_YOUR GOAL_: Repeat each line exactly, leaving nothing out.

::: DATA PROVIDED :::

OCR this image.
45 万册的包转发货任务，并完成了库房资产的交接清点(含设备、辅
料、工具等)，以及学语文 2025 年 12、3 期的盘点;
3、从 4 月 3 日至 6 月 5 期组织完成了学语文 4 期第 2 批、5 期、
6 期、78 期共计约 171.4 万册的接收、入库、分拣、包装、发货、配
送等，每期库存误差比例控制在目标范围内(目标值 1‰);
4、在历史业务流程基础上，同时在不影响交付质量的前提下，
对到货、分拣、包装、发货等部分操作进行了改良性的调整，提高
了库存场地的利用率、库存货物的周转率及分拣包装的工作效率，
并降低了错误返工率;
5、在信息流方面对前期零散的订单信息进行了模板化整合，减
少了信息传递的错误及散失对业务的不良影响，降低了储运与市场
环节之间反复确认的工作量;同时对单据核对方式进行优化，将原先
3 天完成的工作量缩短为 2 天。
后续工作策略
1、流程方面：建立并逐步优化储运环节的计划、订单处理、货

:::

_ANSWER FOR THE TASK_:
OCR this image.
45 万册的包转发货任务，并完成了库房资产的交接清点(含设备、辅
料、工具等)，以及学语文 2025 年 12、3 期的盘点;
3、从 4 月 3 日至 6 月 5 期组织完成了学语文 4 期第 2 批、5 期、
6 期、78 期共计约 171.4 万册的接收、入库、分拣、包装、发货、配
送等，每期库存误差比例控制在目标范围内(目标值 1‰);
4、在历史业务流程基础上，同时在不影响交付质量的前提下，
对到货、分拣、包装、发货等部分操作进行了改良性的调整，提高
了库存场地的利用率、库存货物的周转率及分拣包装的工作效率，
并降低了错误返工率;
5、在信息流方面对前期零散的订单信息进行了模板化整合，减
少了信息传递的错误及散失对业务的不良影响，降低了储运与市场
环节之间反复确认的工作量;同时对单据核对方式进行优化，将原先
3 天完成的工作量缩短为 2 天。
后续工作策略
1、流程方面：建立并逐步优化储运环节的计划、订单处理、货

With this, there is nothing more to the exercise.